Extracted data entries
<<<<

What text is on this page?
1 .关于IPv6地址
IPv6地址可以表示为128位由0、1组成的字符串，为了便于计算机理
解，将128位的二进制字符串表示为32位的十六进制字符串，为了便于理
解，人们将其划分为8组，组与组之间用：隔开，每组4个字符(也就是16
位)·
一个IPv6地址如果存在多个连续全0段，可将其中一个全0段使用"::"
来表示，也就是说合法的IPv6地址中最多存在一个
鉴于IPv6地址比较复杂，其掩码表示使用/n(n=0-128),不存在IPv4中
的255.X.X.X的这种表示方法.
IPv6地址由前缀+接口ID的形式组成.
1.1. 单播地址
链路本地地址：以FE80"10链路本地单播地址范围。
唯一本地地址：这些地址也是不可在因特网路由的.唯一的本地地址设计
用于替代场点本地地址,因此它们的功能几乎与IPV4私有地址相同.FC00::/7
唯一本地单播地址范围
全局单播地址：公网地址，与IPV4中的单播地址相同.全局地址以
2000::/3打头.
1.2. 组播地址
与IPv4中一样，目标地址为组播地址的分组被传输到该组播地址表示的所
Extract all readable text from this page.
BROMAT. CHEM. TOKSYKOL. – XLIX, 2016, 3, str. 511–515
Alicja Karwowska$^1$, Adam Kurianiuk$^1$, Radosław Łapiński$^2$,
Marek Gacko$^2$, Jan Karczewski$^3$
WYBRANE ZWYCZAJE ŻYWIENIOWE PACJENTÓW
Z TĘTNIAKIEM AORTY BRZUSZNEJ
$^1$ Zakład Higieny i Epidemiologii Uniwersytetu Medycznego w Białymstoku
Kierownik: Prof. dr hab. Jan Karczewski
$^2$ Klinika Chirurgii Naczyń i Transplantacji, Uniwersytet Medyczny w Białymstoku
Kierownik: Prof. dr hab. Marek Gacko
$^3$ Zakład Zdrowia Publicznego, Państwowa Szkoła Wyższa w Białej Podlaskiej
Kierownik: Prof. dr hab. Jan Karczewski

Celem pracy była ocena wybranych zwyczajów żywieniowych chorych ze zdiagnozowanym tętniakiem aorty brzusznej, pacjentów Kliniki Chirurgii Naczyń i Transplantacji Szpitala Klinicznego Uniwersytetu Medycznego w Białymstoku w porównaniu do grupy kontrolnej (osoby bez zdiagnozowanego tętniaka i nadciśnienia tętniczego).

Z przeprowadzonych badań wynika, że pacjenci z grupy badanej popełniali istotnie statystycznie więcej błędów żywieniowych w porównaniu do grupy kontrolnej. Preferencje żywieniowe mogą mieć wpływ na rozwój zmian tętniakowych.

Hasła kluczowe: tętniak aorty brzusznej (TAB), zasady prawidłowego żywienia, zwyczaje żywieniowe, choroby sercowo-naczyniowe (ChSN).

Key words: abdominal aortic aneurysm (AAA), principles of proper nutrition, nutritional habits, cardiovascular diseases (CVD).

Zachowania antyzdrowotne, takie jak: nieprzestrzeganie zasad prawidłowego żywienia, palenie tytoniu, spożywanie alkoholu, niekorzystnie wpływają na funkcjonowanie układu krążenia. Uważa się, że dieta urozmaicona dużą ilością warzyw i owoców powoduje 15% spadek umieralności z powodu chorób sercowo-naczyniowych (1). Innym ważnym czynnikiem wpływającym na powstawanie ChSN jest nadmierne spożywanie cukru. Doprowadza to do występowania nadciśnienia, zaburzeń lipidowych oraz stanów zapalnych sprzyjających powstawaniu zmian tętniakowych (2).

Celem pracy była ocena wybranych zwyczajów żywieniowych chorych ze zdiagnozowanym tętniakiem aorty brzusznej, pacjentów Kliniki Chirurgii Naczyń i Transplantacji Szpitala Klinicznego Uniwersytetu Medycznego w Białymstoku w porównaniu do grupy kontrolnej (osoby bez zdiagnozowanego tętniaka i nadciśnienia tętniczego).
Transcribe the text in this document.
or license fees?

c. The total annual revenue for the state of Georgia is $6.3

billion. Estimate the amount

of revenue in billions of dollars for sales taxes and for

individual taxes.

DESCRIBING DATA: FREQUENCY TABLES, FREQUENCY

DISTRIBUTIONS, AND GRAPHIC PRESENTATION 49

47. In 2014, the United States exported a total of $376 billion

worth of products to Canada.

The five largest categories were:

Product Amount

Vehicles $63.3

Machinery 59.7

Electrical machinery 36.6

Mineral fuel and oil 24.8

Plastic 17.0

>>>>

> Task:
The answer consists only of the lines from the one containing "Transcribe the text in this document." to the end of the records, each written out exactly.

> Solution:
Transcribe the text in this document.
or license fees?

c. The total annual revenue for the state of Georgia is $6.3

billion. Estimate the amount

of revenue in billions of dollars for sales taxes and for

individual taxes.

DESCRIBING DATA: FREQUENCY TABLES, FREQUENCY

DISTRIBUTIONS, AND GRAPHIC PRESENTATION 49

47. In 2014, the United States exported a total of $376 billion

worth of products to Canada.

The five largest categories were:

Product Amount

Vehicles $63.3

Machinery 59.7

Electrical machinery 36.6

Mineral fuel and oil 24.8

Plastic 17.0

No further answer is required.